ASSIGNMENT 1> Repeat word for word the passage of the autism forum excerpt between "Simply comparing observable" and "can be crucial.)", inclusive.
ASSIGNMENT 2> Carry on writing the autism forum excerpt, starting after its final sentence.

EXCERPT PROVIDED>
■ ■ ■

  • I've been referred for assessment, and I'm waiting to hear back from them. Meanwhile, I've had a preliminary assessment from the Wellbeing service, on account of persistent anxiety and recurring depression. Before that, I actually thought I was doing fairly well, but I just wanted to find out if I'm really autistic. But now I've had to think about my problems, they've come into sharper focus, and I feel a lot worse. Sometimes I wish I'd left things as they were, because I'm struggling to find the equilibrium I had. I didn't realise how detached I'd become from my emotions, and now I'm crying over the slightest thing. I suppose I'm looking for reassurance that this is part of the process, and it'll be worth it in the end. I'm not sure who I am any more.

  • Thats life. everybody does it.

    This is no more useful than the "everybody is on the spectrum" response that the OP has already said they're fed up with. As someone I very much respect on another forum often says; "autism isn't about the what, it's about the why."

    That a non-autistic person's social intuition sometimes fails is not surprising; intuition is a shortcut which enables fast social reactions, but this speed entails a certain amount of inaccuracy - which is sometimes regrettable, but easily accepted as just the kind of lapses experienced by most people from time to time.

    For many autistic people, that intuitive response is simply not there, and has to be compensated for with an awful lot of conscious analysis. Being stumped for answers to social brain-teasers isn't a matter of random errors for us; it is our default state, against which we are constantly battling. The surprise is not that we sometimes make the same kind of errors, but that our constant, fatiguing vigilance is often able to reduce them to a level which causes people to be casually dismissive of our inner struggle. It is this difference, the ever-present need for hyper-vigilance, and an inability to resolve the issues even with the benefit of hindsight, which leads to the kind of persistent social anxiety described by the OP.

    Simply comparing observable behaviours without considering the thought processes which cause them is one of the biggest problems with the understanding of autism, in my opinion. It is correct that there is no autistic behaviour which "everybody" doesn't also do "sometimes" - even the more extreme behaviours such as melt-downs and dissociation. However, there is a big difference between occasional lapses of intuition and the systemic errors of a developmental condition (which is where the expertise of a professional diagnostic team can be crucial.)
■ ■ ■
PROVIDED INFORMATION>
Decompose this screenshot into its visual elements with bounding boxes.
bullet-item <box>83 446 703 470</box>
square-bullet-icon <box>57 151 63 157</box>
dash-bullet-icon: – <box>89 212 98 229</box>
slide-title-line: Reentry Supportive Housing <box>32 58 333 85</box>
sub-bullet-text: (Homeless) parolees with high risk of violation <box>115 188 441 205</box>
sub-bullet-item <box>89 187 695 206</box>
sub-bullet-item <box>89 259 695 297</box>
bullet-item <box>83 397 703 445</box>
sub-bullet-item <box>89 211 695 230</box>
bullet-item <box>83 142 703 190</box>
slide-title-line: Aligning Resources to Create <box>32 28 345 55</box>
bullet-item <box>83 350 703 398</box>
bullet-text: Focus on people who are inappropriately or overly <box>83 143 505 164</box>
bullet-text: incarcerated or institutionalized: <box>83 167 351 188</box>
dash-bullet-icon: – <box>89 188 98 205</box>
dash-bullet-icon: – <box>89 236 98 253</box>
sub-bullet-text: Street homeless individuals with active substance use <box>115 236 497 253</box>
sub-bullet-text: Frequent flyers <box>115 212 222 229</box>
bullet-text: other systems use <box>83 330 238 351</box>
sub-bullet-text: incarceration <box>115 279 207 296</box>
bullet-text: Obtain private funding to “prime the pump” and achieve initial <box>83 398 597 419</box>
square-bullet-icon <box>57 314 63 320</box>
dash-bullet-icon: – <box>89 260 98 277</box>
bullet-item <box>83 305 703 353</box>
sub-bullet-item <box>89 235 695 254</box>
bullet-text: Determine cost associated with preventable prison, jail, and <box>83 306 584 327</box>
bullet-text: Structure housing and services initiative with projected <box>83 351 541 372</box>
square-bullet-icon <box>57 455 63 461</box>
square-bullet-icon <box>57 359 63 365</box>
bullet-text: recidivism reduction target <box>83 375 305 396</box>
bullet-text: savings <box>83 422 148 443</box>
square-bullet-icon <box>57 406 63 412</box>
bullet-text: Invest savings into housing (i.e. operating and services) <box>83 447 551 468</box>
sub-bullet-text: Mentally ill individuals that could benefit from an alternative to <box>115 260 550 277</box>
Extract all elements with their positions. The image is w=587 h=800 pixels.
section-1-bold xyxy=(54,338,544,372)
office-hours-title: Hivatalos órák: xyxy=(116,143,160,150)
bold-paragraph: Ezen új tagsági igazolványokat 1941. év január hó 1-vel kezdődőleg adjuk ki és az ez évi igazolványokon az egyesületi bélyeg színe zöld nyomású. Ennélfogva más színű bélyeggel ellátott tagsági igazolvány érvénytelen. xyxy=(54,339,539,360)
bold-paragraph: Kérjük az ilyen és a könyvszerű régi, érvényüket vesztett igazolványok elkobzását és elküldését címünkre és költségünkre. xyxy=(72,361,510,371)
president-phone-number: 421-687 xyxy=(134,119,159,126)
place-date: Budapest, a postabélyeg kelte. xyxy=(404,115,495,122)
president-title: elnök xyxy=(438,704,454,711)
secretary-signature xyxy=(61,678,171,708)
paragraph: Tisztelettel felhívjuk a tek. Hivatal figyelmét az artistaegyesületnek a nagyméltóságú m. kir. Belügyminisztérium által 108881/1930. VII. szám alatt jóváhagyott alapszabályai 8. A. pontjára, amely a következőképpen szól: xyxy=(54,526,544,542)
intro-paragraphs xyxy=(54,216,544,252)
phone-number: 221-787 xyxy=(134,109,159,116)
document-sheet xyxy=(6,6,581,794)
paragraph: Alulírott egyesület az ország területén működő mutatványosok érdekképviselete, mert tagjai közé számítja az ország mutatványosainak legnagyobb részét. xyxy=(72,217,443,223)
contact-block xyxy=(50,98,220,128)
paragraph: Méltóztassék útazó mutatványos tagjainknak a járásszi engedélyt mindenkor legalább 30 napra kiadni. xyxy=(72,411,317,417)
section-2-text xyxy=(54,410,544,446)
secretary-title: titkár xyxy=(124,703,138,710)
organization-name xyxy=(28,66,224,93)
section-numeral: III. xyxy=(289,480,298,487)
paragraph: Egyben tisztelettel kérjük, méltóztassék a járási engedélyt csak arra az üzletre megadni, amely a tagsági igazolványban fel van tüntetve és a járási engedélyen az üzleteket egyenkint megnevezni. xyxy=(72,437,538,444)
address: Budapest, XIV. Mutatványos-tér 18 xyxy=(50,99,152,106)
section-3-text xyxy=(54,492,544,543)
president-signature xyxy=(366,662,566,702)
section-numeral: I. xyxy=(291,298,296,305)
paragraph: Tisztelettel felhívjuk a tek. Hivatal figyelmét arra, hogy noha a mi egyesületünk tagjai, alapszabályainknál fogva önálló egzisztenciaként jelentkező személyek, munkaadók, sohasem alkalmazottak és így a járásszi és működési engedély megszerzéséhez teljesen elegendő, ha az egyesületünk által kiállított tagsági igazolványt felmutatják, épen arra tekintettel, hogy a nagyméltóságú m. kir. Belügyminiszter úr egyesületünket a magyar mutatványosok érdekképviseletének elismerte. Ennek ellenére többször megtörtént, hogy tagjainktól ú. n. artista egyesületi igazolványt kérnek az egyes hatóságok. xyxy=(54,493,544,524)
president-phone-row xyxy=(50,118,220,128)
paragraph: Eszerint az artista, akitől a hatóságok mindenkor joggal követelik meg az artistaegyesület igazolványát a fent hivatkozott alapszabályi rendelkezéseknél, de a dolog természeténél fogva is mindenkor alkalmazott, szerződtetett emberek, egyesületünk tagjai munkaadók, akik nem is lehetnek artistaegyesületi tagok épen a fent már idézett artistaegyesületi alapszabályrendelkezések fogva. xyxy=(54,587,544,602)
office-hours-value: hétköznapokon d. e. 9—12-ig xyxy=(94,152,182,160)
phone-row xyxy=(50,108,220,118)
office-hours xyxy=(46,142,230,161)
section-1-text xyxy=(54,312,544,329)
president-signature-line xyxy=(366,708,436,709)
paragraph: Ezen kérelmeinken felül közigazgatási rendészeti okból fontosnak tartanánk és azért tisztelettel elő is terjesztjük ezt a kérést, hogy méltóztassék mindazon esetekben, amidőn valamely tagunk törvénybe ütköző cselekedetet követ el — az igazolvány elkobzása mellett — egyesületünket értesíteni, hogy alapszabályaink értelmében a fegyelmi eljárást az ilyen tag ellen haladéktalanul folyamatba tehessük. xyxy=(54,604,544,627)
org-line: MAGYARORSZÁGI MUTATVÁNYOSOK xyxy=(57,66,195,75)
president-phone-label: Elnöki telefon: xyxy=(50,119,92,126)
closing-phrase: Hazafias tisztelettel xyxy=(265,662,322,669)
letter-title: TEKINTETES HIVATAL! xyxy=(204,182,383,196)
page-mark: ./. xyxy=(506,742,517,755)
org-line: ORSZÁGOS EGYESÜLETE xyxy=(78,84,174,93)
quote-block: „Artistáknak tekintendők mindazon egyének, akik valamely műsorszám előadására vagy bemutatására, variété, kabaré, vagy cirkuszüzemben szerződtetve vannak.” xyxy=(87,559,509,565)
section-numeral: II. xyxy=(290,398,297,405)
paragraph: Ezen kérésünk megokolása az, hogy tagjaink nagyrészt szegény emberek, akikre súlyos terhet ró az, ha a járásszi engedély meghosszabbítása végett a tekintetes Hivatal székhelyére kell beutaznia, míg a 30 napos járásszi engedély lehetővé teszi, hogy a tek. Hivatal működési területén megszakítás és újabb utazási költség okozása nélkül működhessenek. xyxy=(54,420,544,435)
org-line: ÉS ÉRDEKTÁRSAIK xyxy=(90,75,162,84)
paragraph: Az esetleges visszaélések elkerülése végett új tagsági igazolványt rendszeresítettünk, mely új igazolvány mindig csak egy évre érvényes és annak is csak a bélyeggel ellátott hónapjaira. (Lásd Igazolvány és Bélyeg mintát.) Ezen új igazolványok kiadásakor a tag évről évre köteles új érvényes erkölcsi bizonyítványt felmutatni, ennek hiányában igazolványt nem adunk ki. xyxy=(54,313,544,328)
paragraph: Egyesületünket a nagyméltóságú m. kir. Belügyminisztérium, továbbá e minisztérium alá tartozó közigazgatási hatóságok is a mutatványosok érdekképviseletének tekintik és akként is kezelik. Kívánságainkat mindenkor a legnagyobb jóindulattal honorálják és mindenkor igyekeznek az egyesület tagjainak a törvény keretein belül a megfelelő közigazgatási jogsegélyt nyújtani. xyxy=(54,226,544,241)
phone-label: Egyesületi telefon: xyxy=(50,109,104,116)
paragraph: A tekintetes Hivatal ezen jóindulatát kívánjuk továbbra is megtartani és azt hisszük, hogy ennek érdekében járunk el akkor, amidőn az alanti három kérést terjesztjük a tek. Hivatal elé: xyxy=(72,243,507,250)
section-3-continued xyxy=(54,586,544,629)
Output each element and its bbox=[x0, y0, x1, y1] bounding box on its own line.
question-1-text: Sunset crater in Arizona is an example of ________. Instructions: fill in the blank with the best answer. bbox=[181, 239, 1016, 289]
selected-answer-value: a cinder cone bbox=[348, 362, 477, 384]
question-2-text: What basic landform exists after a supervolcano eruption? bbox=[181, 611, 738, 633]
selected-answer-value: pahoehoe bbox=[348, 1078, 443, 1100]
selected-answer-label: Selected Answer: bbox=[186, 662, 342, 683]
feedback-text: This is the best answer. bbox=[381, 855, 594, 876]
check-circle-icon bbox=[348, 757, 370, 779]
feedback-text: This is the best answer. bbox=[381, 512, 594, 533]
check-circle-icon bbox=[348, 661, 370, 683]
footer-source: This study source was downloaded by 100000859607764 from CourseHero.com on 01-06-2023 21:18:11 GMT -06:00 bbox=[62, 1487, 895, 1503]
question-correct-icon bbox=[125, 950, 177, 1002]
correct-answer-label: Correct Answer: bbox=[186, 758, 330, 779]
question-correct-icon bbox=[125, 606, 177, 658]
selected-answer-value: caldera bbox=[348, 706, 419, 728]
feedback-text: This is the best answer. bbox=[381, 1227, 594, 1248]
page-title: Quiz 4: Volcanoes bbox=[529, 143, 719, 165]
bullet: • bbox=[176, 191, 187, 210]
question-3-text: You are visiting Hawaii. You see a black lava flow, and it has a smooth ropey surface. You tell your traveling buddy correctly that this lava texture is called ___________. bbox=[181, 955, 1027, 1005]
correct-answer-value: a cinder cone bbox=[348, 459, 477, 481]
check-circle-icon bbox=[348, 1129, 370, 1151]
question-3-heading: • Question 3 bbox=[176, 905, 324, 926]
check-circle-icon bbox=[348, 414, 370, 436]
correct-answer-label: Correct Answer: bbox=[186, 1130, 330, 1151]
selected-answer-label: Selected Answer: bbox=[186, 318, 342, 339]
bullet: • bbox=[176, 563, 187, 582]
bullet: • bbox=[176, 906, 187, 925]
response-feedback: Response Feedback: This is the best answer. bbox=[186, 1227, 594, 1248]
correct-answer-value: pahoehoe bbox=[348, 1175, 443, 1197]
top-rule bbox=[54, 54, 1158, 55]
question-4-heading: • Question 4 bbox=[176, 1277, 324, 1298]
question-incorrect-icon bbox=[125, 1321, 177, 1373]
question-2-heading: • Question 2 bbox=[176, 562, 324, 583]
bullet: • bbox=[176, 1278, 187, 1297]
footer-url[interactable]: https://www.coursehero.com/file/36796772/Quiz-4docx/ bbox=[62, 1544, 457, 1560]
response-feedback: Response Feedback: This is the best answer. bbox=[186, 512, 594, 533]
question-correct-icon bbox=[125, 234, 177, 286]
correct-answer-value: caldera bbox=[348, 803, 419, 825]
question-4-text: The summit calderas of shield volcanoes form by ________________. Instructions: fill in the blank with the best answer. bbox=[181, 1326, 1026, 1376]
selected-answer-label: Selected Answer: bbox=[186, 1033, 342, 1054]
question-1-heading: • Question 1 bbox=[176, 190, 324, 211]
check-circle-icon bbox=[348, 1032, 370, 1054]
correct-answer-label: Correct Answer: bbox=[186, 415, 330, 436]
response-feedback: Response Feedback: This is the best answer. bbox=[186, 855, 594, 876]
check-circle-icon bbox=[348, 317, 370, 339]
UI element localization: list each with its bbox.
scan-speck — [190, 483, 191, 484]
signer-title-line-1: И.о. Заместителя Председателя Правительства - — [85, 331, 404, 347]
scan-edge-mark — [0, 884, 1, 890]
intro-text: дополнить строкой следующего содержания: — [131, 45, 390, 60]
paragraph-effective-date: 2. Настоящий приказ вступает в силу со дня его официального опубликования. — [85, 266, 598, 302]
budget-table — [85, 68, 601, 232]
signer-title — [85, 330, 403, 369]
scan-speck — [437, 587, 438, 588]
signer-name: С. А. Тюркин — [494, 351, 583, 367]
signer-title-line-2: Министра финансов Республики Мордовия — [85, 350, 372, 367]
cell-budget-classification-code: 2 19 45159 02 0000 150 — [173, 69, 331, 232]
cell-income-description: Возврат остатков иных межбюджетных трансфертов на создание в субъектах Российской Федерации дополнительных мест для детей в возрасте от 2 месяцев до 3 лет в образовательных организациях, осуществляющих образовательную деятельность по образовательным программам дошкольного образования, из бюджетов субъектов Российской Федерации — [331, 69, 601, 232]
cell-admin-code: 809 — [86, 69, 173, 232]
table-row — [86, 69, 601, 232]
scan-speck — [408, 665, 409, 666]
■ ■ ■
EXERCISE OUTPUT 1>
Simply comparing observable behaviours without considering the thought processes which cause them is one of the biggest problems with the understanding of autism, in my opinion. It is correct that there is no autistic behaviour which "everybody" doesn't also do "sometimes" - even the more extreme behaviours such as melt-downs and dissociation. However, there is a big difference between occasional lapses of intuition and the systemic errors of a developmental condition (which is where the expertise of a professional diagnostic team can be crucial.)

EXERCISE OUTPUT 2>
  • I think you are depresed, We all say embarring things I cringe at some of the things I said or did half a centuary ago. Thats life. everybody does it. With todays technology everybody losing the ability to communicate face to face, it will become more common the upside the Recipient of the comment will be just as affected and not take any notice., I have just had to think back to 72 years ago to what I said to my mother now dead about her new Hair do and still cringe at the offence I caused, and wish I had not said it.I said what any 7 year old boy would have said at a change in your mothers appearance not knowing a compliment was sought.

    Myadvice Think about what you like doing Make a list and chose and do it, until you getfed up. when you have found something else.

  • I struggled pre diagnosis too. It took a lot of stubborn effort and depression to get referred for assessment. I am over 60.

    Since being diagnosed this year I have been feeling a lot more empowered to help myself. I learn a lot just on this forum, so stick around. I have bought a specific book recommended by another person here, and quite honestly I feel positive that I can accept myself as whoever I am and work on behaviour/depression. We all find different ways of coping, but I found having a formal diagnosis both settled my mind and stopped other people saying “Oh no you’re not!”